▶ Problem description
Check every line of the material below for the string "text", and return the ones that have it.

▶ Exercise data
■ ■ ■ ■ ■

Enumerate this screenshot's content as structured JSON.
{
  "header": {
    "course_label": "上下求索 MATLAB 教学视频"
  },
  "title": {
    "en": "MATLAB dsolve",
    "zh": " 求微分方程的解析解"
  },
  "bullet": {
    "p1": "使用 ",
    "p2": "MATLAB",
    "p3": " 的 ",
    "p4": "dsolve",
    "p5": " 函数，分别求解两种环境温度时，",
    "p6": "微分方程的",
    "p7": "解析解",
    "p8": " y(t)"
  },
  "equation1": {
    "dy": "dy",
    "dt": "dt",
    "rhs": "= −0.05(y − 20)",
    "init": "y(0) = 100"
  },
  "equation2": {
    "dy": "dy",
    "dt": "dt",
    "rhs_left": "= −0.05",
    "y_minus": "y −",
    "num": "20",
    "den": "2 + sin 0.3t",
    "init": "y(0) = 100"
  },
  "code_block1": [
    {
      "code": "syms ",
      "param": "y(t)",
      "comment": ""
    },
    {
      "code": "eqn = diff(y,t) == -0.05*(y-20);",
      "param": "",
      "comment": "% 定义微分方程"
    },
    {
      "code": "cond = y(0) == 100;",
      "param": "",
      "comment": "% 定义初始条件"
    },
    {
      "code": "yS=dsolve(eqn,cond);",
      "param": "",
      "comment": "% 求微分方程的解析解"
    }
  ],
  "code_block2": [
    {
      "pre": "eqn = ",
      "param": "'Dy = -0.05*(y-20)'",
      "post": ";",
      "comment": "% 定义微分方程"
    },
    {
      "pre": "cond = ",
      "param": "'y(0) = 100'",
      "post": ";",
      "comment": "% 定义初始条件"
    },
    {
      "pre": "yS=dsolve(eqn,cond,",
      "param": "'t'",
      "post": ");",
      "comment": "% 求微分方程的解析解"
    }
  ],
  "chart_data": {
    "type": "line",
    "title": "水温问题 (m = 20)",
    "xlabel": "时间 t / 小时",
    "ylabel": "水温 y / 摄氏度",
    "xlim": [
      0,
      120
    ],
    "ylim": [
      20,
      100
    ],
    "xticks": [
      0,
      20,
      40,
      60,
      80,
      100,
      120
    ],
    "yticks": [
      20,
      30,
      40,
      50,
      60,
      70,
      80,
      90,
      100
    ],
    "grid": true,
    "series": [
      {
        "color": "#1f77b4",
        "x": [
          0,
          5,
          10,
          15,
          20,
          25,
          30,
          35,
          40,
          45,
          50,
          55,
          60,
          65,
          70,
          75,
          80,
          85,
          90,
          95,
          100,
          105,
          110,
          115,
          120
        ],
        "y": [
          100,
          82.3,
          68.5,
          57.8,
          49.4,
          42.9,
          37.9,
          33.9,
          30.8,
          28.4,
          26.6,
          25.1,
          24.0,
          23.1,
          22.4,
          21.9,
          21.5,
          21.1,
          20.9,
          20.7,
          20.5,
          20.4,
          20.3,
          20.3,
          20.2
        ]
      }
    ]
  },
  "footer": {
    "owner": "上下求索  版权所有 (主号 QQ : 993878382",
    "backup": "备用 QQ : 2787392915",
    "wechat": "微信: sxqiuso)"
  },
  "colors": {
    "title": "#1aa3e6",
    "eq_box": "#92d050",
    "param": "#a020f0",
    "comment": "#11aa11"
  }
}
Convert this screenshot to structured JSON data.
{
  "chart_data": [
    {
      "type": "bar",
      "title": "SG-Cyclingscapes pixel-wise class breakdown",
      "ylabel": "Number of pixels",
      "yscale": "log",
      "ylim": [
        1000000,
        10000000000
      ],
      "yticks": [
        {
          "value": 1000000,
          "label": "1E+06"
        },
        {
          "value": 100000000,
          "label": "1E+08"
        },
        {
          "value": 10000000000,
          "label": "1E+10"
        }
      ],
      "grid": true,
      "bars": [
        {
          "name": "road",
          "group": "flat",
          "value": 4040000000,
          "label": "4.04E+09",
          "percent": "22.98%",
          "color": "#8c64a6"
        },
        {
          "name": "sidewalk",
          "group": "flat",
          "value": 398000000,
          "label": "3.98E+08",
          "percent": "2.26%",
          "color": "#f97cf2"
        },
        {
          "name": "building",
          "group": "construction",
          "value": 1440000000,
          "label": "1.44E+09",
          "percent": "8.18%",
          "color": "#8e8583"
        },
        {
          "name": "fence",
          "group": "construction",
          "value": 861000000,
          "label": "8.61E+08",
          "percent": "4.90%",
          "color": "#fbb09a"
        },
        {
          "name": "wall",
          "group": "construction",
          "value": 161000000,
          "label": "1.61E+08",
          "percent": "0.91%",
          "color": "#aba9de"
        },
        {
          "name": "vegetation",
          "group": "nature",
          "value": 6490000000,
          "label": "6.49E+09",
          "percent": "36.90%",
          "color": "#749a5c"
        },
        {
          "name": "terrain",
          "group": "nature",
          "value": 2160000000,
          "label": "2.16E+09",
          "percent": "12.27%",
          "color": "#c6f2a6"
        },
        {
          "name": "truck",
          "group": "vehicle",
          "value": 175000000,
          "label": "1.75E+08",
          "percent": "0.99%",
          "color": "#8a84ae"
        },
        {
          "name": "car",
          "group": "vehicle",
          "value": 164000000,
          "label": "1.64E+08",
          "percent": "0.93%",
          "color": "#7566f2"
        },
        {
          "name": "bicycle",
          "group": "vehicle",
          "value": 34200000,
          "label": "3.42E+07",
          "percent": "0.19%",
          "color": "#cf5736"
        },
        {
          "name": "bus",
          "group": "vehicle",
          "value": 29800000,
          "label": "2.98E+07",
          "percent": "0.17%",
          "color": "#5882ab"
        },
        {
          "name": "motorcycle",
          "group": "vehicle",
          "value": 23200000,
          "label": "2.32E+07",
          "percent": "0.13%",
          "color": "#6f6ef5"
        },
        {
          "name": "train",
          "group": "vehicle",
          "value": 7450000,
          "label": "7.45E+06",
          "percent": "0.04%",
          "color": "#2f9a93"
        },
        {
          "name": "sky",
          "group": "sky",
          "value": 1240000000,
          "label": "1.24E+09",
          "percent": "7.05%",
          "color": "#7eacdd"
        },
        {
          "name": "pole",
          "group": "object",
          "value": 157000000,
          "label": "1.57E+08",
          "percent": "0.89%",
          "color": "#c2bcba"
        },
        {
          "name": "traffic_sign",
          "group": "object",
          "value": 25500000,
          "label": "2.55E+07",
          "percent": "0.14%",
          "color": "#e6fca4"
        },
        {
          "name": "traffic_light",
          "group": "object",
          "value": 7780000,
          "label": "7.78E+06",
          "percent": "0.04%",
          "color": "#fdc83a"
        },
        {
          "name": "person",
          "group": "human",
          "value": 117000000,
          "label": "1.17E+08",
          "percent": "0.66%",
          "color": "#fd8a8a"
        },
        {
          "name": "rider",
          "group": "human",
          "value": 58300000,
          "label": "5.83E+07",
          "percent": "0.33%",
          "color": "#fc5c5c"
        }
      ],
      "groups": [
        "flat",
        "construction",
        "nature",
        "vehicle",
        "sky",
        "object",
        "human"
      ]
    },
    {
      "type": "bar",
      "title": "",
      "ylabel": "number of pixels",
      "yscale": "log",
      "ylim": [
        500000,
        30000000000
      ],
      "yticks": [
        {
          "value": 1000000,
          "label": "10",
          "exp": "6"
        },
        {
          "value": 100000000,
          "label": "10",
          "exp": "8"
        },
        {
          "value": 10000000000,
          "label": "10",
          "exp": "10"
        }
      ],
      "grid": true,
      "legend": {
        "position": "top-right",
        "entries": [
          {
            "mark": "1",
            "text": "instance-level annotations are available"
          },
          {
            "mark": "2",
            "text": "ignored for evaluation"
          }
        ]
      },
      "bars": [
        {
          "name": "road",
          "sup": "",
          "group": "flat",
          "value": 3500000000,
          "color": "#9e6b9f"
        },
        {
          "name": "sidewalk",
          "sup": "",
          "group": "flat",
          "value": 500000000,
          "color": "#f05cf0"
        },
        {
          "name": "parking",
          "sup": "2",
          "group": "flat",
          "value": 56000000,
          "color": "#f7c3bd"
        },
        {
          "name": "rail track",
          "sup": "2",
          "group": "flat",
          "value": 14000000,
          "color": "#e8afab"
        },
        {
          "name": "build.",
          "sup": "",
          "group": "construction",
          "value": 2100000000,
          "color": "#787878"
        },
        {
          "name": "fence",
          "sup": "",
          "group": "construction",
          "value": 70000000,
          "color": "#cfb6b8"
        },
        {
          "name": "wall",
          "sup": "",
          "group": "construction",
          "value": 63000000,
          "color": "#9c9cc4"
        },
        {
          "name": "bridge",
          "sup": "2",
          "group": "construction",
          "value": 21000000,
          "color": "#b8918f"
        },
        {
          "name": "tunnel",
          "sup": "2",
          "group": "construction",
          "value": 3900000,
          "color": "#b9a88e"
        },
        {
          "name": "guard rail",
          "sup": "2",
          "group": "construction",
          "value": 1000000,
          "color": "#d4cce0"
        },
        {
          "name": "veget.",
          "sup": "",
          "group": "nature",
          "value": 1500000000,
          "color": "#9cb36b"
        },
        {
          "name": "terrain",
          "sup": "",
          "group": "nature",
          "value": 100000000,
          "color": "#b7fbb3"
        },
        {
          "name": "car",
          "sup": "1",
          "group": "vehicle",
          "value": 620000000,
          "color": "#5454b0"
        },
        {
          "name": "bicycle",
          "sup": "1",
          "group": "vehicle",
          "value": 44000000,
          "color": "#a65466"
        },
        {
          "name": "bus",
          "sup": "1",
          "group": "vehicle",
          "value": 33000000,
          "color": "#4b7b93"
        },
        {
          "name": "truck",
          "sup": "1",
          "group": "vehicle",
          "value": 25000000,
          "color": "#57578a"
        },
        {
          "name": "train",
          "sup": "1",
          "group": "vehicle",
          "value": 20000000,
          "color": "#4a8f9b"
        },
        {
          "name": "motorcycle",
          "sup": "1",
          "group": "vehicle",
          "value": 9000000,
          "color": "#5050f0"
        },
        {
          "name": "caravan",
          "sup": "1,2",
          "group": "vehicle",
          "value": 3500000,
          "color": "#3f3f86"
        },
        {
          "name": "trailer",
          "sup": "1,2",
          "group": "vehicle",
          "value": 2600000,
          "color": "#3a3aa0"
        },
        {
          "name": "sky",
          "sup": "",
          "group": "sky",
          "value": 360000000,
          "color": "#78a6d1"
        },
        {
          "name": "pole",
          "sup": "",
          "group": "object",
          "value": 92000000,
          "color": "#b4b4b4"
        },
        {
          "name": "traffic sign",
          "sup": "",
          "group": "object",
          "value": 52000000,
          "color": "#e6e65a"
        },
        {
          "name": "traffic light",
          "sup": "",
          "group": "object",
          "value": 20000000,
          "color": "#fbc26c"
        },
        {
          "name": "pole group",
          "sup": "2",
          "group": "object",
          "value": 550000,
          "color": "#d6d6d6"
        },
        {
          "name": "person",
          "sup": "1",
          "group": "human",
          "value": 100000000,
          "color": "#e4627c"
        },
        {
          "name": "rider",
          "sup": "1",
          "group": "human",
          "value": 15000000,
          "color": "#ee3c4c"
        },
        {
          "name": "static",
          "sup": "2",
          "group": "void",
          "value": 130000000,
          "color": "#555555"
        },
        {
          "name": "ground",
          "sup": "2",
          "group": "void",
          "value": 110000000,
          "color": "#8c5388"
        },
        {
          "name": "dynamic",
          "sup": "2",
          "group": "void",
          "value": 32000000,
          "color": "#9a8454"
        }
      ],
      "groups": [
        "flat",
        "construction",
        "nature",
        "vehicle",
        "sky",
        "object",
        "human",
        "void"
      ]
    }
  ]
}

■ ■ ■ ■ ■

▶ Task result
            "text": "instance-level annotations are available"
            "text": "ignored for evaluation"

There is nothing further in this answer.